(Figure data in JSON)
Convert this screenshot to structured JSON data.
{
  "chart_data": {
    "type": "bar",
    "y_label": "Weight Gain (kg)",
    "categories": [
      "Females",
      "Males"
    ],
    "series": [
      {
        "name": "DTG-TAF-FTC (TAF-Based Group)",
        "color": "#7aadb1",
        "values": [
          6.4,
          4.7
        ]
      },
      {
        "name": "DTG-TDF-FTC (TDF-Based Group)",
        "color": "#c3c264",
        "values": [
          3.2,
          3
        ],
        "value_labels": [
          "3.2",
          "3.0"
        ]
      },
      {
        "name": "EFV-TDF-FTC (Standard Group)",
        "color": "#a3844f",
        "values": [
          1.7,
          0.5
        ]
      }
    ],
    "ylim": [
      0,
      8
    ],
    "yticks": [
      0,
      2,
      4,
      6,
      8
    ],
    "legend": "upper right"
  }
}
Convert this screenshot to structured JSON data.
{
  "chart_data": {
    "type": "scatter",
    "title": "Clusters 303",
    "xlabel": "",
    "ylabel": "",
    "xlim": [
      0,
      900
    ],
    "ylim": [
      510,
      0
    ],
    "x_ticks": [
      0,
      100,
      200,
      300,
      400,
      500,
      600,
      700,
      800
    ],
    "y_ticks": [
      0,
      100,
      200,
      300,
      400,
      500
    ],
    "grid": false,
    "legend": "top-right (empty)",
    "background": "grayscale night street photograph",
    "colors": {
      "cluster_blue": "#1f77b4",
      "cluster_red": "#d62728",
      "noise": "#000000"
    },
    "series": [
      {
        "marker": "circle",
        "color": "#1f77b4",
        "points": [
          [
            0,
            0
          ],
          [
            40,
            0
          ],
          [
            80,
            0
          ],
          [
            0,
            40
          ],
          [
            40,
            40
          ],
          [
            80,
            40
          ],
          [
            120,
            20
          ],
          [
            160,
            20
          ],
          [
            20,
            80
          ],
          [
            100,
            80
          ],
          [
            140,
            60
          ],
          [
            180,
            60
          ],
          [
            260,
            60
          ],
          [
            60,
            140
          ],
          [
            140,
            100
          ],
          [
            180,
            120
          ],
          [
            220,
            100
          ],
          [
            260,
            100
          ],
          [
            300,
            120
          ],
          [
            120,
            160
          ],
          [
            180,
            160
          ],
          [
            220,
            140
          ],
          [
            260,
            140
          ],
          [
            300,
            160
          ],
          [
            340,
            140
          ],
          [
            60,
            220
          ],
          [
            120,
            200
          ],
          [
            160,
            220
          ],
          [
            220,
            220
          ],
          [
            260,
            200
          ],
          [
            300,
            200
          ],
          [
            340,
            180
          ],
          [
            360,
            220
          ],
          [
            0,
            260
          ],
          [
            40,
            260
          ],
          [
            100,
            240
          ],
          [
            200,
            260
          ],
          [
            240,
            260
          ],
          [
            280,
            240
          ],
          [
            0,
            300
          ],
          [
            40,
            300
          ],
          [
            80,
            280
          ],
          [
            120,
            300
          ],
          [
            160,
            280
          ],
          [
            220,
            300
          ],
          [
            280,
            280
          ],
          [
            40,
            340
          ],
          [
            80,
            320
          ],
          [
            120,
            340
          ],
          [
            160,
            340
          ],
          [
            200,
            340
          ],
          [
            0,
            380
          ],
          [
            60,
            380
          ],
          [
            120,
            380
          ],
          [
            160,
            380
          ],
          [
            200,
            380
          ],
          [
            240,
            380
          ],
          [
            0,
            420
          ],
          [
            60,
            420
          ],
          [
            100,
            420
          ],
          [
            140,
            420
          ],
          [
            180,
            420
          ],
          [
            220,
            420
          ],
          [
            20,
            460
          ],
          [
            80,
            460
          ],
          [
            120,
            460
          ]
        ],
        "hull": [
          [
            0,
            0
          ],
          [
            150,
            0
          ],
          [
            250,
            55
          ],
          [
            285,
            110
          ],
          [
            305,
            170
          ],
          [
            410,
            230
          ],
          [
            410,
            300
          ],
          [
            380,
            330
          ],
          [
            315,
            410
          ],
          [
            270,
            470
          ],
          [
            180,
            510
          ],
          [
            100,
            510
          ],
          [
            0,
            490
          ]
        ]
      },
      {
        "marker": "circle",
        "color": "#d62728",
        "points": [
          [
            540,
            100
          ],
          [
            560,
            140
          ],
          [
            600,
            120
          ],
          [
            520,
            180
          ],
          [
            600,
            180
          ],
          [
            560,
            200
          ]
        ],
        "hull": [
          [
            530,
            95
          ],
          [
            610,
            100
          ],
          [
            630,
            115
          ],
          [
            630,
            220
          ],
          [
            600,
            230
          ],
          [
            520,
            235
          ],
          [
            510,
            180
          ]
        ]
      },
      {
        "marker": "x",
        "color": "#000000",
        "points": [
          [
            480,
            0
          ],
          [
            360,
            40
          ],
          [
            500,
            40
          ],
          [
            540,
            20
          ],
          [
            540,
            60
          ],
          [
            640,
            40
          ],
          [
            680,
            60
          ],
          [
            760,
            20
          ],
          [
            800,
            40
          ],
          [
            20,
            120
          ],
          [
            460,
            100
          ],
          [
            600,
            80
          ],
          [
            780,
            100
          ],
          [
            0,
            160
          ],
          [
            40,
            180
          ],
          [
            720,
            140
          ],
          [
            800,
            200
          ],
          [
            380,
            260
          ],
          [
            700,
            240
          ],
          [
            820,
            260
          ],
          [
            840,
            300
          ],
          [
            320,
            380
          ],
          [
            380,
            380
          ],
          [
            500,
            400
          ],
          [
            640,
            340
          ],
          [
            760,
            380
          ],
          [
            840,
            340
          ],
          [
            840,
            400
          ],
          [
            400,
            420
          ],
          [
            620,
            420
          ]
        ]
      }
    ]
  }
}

_Exercise brief_: Count the lines above that contain the word "name", and give only that number.

_Written answer_: 3